====== Selected excerpt ======

Alternative oxidase from mango (Mangifera indica, L.) is differentially regulated during fruit ripening.

Alternative oxidase is a respiratory-chain component of higher plants and fungi that catalyzes cyanide-resistant oxygen consumption. The activity of a alternative oxidase has been detected during ripening in several climacteric fruit including mango (Mangifera indica L.). Synthetic oligonucleotides, corresponding to conserved regions of the Sauromatum guttatum and Arabidopsis thaliana nucleotide sequences, were used as primers for polymerase chain reaction to amplify genomic DNA extracted from mango leaves. The 623-bp fragment was found to encode an open reading frame of 207 amino acids showing high identity to the S. guttatum enzyme. Using this fragment to screen a ripe mango mesocarp cDNA library, one full-length cDNA clone, designated pAOMI.1, was obtained that contained an open reading frame encoding a polypeptide of 318 amino acids. The predicted amino-acid sequence exhibited 62, 64 and 68% identity to the S. guttatum, soybean, and A. thaliana enzymes respectively, indicating that this cDNA encodes a mango homologue of the alternative oxidase. Gel blot hybridization showed that pAOMI.1 is likely to be encoded by a single-copy gene. The 1.6 kb-transcript was induced during mango fruit ripening although the transcript was clearly detectable in unripe and developing fruit. Antibodies raised against the S. guttatum enzyme recognized three bands of approximately 27, approximately 33 and approximately 36 kDa from mitochondrial mango proteins. Two of the bands were detectable before ripening and increase in ripe fruit, the other band (27 kDa) was barely present in unripe fruit but accumulated during ripening. The clone pAOMI.1 was able to complement an Escherichia coli hemA mutant deficient in cytochrome-mediated aerobic respiration. This is the first report on the analysis of alternative oxidase at the molecular level during the ripening of a climacteric fruit.

====== Given records ======

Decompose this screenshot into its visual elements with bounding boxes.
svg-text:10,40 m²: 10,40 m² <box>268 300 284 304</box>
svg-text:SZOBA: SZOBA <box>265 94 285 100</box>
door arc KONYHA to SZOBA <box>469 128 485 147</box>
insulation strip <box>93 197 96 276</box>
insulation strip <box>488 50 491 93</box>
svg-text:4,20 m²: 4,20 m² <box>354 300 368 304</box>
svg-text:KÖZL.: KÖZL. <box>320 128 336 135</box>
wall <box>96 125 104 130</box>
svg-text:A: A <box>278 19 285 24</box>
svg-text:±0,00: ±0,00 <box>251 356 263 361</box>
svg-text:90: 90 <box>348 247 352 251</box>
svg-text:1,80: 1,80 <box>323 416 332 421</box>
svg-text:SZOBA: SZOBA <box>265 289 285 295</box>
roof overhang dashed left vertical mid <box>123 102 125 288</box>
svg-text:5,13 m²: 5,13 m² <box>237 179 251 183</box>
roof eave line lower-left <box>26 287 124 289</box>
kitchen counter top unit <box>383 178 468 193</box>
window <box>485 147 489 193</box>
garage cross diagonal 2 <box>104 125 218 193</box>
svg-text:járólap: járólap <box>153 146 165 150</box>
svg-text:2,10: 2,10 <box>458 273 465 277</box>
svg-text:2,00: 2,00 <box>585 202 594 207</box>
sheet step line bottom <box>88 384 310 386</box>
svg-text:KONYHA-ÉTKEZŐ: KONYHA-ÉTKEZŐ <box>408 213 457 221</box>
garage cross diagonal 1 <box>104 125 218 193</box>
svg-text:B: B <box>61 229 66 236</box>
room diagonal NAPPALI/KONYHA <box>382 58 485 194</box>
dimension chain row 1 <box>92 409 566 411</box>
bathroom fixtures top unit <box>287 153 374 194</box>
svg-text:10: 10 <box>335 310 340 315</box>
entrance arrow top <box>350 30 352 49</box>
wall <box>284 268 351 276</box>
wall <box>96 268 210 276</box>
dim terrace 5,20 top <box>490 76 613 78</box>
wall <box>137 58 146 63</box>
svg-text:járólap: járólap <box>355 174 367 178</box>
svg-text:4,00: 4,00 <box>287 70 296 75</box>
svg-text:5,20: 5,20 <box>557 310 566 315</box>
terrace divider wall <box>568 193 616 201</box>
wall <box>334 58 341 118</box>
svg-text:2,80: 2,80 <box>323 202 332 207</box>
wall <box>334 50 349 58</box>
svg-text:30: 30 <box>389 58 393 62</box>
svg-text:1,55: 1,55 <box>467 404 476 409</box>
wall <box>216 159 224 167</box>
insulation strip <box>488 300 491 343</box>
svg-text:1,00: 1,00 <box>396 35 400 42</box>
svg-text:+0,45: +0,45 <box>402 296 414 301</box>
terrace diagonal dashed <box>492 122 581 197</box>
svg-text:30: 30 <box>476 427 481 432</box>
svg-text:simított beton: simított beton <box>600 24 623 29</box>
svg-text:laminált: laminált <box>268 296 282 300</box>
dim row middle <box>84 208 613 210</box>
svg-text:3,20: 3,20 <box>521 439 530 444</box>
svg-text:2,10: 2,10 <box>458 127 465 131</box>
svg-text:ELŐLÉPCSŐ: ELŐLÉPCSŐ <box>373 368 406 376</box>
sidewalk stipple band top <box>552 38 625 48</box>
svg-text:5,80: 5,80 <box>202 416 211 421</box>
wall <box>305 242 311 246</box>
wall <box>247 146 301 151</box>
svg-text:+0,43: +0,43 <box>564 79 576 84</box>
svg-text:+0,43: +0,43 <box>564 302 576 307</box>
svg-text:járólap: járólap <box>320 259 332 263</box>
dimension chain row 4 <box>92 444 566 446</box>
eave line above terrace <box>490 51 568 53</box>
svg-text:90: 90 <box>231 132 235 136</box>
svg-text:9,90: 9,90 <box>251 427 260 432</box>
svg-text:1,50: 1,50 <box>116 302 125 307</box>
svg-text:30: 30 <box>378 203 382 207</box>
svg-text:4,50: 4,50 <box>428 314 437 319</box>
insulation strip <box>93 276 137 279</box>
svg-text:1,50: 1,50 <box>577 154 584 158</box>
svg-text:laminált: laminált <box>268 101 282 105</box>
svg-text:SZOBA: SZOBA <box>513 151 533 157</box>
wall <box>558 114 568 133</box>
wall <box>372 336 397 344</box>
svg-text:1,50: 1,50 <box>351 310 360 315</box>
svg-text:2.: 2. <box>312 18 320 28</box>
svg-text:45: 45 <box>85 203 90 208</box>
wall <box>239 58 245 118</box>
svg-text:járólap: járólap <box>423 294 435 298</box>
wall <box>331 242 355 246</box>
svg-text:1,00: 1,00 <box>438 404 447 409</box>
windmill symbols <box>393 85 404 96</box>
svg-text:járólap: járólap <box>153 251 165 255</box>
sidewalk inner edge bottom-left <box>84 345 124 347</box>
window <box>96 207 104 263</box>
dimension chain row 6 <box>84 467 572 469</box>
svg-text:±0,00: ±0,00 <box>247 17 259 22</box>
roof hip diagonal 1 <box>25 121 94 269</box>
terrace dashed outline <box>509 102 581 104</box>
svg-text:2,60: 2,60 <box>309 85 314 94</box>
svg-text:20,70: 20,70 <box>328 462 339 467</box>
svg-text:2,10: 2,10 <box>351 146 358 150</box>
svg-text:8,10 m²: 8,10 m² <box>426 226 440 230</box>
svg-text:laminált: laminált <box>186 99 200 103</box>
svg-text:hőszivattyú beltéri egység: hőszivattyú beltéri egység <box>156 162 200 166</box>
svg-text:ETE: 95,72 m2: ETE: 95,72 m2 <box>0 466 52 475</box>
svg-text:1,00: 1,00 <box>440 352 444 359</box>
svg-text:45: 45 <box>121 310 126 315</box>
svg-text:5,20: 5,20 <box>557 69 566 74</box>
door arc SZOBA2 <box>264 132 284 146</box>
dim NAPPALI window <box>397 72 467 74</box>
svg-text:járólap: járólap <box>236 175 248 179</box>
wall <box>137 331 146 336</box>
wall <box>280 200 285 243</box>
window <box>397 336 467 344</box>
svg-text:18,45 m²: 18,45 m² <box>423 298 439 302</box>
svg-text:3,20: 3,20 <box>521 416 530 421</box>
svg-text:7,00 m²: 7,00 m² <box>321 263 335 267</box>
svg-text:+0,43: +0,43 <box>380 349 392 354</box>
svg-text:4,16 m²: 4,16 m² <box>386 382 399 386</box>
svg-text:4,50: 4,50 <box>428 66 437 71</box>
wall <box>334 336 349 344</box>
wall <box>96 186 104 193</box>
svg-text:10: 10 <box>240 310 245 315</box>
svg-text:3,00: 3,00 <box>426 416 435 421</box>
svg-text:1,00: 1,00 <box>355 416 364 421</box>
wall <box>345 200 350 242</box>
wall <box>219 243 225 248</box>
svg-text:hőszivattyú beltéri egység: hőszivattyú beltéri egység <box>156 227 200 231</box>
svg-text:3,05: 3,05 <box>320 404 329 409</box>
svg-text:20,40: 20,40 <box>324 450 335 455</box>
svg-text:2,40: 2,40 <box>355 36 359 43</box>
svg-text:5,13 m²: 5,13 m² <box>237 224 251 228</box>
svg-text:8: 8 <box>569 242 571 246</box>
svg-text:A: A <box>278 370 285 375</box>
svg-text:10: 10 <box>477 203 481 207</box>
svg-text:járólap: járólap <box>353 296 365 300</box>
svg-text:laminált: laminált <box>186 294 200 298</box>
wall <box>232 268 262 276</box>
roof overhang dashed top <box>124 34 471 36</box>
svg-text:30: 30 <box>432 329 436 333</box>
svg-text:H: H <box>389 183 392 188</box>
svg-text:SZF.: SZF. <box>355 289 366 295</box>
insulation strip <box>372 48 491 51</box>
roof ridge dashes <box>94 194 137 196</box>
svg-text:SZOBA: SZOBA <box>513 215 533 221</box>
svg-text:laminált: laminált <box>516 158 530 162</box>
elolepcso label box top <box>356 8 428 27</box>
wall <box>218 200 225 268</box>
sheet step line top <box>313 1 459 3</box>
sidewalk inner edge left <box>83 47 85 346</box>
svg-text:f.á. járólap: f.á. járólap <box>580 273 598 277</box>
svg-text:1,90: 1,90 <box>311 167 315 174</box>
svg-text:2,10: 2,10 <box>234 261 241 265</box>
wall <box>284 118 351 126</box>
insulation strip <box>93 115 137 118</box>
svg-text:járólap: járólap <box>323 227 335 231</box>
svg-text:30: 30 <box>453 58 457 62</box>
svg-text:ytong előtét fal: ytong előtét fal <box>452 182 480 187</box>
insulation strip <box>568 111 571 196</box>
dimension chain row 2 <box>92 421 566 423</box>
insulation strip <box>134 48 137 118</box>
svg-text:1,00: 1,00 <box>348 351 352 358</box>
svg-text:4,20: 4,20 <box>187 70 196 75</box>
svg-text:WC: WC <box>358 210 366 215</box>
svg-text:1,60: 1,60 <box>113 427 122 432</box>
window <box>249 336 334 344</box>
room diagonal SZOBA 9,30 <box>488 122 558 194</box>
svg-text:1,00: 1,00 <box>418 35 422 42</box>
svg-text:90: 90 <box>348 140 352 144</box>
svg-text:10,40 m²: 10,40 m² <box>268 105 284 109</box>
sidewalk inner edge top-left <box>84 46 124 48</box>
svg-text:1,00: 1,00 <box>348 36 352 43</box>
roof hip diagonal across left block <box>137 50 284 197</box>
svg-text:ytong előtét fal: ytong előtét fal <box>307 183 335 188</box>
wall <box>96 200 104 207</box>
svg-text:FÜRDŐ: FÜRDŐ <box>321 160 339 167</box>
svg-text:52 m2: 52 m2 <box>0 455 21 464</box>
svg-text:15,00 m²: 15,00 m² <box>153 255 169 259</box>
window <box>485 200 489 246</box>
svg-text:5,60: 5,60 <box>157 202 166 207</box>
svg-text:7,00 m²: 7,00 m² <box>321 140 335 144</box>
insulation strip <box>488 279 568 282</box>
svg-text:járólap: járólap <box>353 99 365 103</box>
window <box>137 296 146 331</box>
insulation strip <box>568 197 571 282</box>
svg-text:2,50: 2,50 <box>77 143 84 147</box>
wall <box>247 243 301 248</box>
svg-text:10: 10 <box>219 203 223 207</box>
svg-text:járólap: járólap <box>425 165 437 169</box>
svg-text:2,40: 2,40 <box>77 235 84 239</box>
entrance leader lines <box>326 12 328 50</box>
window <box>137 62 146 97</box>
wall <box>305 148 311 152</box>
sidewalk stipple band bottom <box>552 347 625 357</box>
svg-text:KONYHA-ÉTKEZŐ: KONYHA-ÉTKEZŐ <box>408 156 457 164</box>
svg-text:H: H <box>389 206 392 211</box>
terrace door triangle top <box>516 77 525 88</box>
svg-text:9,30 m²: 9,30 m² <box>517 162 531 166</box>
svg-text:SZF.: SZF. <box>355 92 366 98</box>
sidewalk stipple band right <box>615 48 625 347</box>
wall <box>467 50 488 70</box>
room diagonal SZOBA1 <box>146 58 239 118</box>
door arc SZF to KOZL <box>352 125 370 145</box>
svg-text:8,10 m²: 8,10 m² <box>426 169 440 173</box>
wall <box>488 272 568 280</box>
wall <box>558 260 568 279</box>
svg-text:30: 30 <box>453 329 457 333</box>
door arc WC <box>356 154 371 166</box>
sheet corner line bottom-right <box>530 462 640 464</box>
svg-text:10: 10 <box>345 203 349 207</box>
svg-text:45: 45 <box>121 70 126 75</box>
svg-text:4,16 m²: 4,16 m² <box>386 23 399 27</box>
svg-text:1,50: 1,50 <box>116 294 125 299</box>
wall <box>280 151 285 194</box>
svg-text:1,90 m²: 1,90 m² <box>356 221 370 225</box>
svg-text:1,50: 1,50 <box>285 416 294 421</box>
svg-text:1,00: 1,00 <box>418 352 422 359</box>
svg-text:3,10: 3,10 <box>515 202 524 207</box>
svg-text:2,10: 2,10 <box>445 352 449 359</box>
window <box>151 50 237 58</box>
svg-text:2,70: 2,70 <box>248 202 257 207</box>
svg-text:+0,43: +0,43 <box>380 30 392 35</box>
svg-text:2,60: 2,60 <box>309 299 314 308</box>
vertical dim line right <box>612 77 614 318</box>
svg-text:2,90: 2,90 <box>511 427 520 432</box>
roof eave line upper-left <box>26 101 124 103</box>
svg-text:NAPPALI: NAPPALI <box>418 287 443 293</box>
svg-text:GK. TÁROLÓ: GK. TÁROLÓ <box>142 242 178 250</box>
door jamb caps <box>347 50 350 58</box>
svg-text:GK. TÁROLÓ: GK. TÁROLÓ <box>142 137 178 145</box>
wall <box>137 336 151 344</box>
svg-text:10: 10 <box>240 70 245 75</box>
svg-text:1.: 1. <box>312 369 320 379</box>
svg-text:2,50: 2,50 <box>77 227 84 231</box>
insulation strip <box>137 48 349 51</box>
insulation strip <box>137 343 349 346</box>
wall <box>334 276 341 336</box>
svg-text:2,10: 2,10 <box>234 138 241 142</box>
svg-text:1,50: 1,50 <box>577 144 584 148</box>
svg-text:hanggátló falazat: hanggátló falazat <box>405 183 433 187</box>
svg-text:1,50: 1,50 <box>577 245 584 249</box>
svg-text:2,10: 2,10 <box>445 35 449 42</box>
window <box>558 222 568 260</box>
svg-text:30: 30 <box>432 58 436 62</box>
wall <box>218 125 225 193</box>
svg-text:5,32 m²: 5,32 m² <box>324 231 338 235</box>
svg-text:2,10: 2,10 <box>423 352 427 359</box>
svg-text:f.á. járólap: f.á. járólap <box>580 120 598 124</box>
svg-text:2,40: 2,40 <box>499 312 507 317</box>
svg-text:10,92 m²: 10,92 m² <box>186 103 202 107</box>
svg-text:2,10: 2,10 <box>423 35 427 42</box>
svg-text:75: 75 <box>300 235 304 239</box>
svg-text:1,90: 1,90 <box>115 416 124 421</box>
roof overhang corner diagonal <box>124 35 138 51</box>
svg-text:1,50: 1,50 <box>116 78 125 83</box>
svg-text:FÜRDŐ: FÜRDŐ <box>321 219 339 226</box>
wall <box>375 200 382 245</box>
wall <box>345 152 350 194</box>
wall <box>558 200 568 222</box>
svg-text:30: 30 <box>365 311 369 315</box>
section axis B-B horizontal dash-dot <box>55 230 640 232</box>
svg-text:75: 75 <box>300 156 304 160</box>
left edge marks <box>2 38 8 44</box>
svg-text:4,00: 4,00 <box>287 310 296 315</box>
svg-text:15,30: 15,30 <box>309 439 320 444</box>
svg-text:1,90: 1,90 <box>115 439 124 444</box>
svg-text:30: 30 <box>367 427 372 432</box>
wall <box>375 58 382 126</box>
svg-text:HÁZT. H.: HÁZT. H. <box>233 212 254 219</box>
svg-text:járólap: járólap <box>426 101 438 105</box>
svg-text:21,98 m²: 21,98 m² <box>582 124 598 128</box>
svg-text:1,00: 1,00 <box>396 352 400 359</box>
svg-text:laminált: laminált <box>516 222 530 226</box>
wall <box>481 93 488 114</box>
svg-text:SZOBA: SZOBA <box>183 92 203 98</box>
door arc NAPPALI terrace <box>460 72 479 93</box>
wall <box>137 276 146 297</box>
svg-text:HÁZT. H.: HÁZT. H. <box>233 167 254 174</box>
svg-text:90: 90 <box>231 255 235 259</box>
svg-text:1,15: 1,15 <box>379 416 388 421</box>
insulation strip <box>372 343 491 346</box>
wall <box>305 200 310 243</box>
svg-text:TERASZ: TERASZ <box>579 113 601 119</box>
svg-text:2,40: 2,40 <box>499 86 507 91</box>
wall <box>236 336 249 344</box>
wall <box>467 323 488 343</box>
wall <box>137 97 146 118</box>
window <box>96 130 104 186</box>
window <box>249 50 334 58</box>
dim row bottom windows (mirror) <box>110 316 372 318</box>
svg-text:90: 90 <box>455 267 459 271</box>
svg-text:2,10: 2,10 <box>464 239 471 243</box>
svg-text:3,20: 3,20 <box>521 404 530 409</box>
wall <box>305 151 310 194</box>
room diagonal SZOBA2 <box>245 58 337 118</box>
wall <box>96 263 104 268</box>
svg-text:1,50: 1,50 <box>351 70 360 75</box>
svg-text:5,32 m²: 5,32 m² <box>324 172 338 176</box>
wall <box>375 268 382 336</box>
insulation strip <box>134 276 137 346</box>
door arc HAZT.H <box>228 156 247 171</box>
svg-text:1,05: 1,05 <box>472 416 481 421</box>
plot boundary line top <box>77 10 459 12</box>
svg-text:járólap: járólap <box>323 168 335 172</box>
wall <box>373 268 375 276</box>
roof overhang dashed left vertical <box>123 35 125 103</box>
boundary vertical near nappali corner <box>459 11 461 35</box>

======

* _What is required_:
Answer these questions from the mango alternative oxidase text:
1. How many amino acids make up the polypeptide encoded by the open reading frame in pAOMI.1?
2. What size is the transcript that was induced during mango fruit ripening?
3. Which Escherichia coli mutant was the clone pAOMI.1 able to complement?
The material is not needed for the work here.

* _Output for this exercise_:
1. 318 amino acids.
2. 1.6 kb.
3. A hemA mutant deficient in cytochrome-mediated aerobic respiration.